◆ WHAT TO DO:
- A) In the excerpt on the A-League expansion bids, which two bids are seen as the obvious outsiders compared to the other four?
- B) List every person named in the excerpt on the A-League expansion bids.
- C) Carry on the piece about the A-League expansion bids from its last sentence, in the same voice.

◆ SOURCE EXCERPT:
<<<<
In the article, Lynch points out that Canberra and South are perceived - both in the public sphere, and within the behind-closed-doors decision making sphere - as being the obvious outsiders compared to the other four remaining bids. Lynch rightly asks the question about Canberra's previous poor history of soccer at a national level - both on and off the field - and the feedback he has received from current Canberra soccer followers that times have changed, especially with the nature of the city itself. Lynch compares Canberra's difficulties of being a regional centre (and thus having doubts about its ability to raise sufficient sponsorship, as well as getting a new stadium), with South's troubles of being perceived as an ethnic/old soccer throwback with limited broad appeal.

Now, Lynch is clearly not saying that he himself thinks South should be excluded from an expanded A-League because of 'ethnicity'; only that, rightly or wrongly, such perceptions exist, and that they will be a factor in the decision making process. While singling out ethnicity as a drawback factor for us, along with Canberra's tainted 1990s national league history, Lynch puts these issues into the perspective of representing:
... interesting arguments about the history, diversity and geography of the game in this country. 
These are arguments which Lynch doesn't expand upon on this article. Like I said, it's neither his speciality, nor do the constraints of time, space, and editorial line allow for something more effusive on what multiculturalism actually means in Australian society, and the way in which Jim Cairns' dream of a pluralist Australian multiculturalism persisted beyond his term in government most notably via deliberately and inadvertently insular ethnic soccer clubs. In short, history can be a launching pad, but it can also be an albatross, and if you want to read something with more expansive intellectual heft on these issues, read Joe Gorman's book rather than a quick semi-throwaway article designed as much to leverage your anger as your sense of reason.
>>>>
◆ DATA BLOCK:
<<<<
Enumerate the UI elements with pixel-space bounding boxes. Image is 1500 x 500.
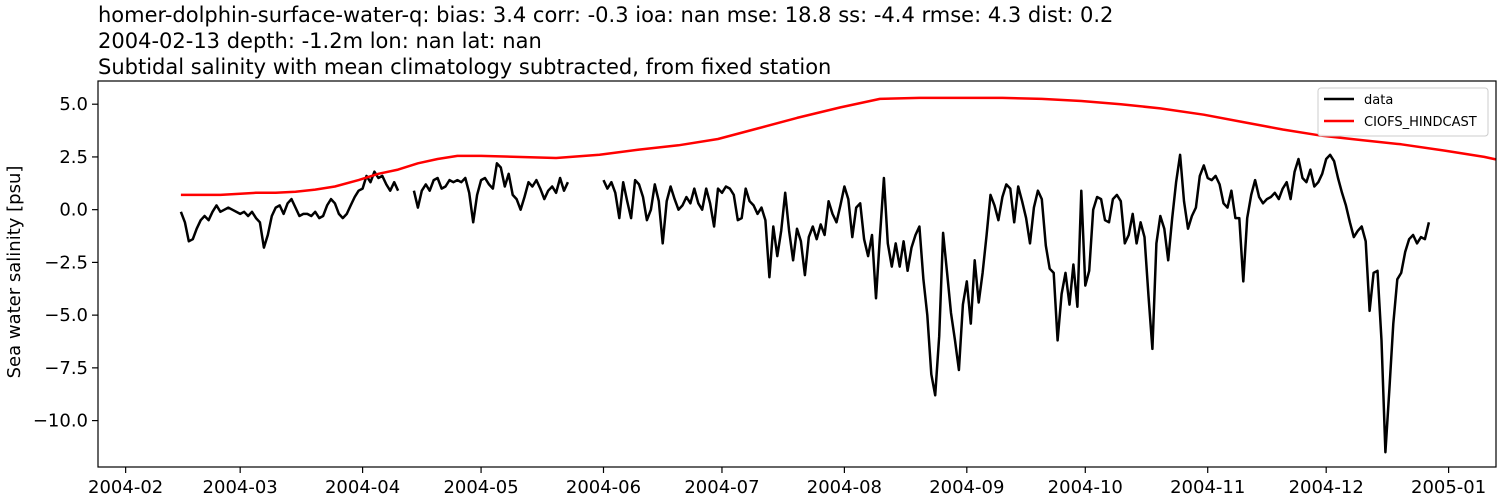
>>>>
◆ RESULTS IN ORDER:
- A) Canberra and South.

- B) Lynch, Jim Cairns, Joe Gorman

- C)
Now Canberra fans seem to be able to handle this casual dismissal of their A-League chances better than South fans. Not having a race issue attached to that exclusion certainly makes things less emotive, but we should also note that as far as controlling their tempers online goes, South fans have been garbage at it since they first got access to the internet. I say that as someone who when they were 16 years old would use school computers to act like the prototypical uncouth online Hellas knob. Things have only gotten worse in the ensuing years, as the experience of exponentially increasing irrelevance combined with the faintest whiff of hope from FFA's Pandora's Box sends fully grown men into a collective apoplectic rage whenever someone considers South to not exactly be a prime candidate for A-League expansion.

And thus Lynch's Twitter feed went into (relative) overdrive with people wanting to hammer him and correct him. The response from Lynch to that, er, 'feedback' is made up of several tweets amalgamated by me.

Hardly ironically, Lynch's article predicted such blowback:
It is not dissimilar to the arguments that South fans – often the most vociferous, if at times intemperate – make on social media when the plausibility of their bid is questioned.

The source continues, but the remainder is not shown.